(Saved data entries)
⁂

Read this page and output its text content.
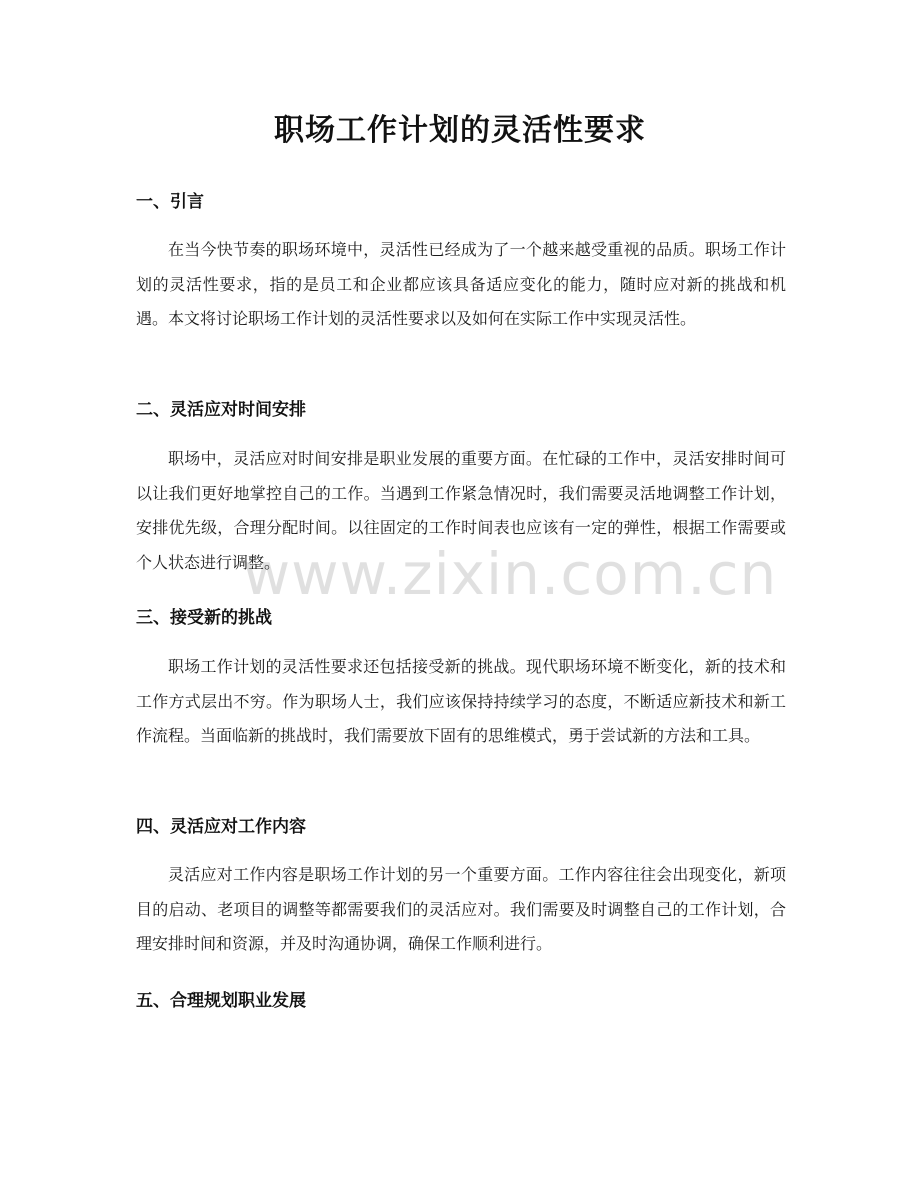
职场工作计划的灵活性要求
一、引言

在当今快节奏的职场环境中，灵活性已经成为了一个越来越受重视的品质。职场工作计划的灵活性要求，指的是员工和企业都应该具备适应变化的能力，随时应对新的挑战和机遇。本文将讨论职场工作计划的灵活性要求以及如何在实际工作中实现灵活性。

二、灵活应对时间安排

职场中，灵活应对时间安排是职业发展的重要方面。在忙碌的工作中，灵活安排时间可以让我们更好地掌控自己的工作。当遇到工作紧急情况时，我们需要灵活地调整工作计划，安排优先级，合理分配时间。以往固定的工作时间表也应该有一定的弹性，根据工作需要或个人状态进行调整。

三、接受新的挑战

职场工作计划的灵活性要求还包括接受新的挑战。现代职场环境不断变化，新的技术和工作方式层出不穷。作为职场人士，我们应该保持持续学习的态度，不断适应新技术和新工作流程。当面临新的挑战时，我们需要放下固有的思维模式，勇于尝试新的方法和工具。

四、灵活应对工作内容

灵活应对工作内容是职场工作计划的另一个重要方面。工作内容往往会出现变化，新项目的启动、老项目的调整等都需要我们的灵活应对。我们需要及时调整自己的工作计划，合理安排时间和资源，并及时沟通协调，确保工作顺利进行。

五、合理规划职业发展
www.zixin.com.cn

⁂

Omit the pictures. Transcribe every record exactly.

▶ **Reply to the task**:
Read this page and output its text content.
职场工作计划的灵活性要求
一、引言

在当今快节奏的职场环境中，灵活性已经成为了一个越来越受重视的品质。职场工作计划的灵活性要求，指的是员工和企业都应该具备适应变化的能力，随时应对新的挑战和机遇。本文将讨论职场工作计划的灵活性要求以及如何在实际工作中实现灵活性。

二、灵活应对时间安排

职场中，灵活应对时间安排是职业发展的重要方面。在忙碌的工作中，灵活安排时间可以让我们更好地掌控自己的工作。当遇到工作紧急情况时，我们需要灵活地调整工作计划，安排优先级，合理分配时间。以往固定的工作时间表也应该有一定的弹性，根据工作需要或个人状态进行调整。

三、接受新的挑战

职场工作计划的灵活性要求还包括接受新的挑战。现代职场环境不断变化，新的技术和工作方式层出不穷。作为职场人士，我们应该保持持续学习的态度，不断适应新技术和新工作流程。当面临新的挑战时，我们需要放下固有的思维模式，勇于尝试新的方法和工具。

四、灵活应对工作内容

灵活应对工作内容是职场工作计划的另一个重要方面。工作内容往往会出现变化，新项目的启动、老项目的调整等都需要我们的灵活应对。我们需要及时调整自己的工作计划，合理安排时间和资源，并及时沟通协调，确保工作顺利进行。

五、合理规划职业发展
www.zixin.com.cn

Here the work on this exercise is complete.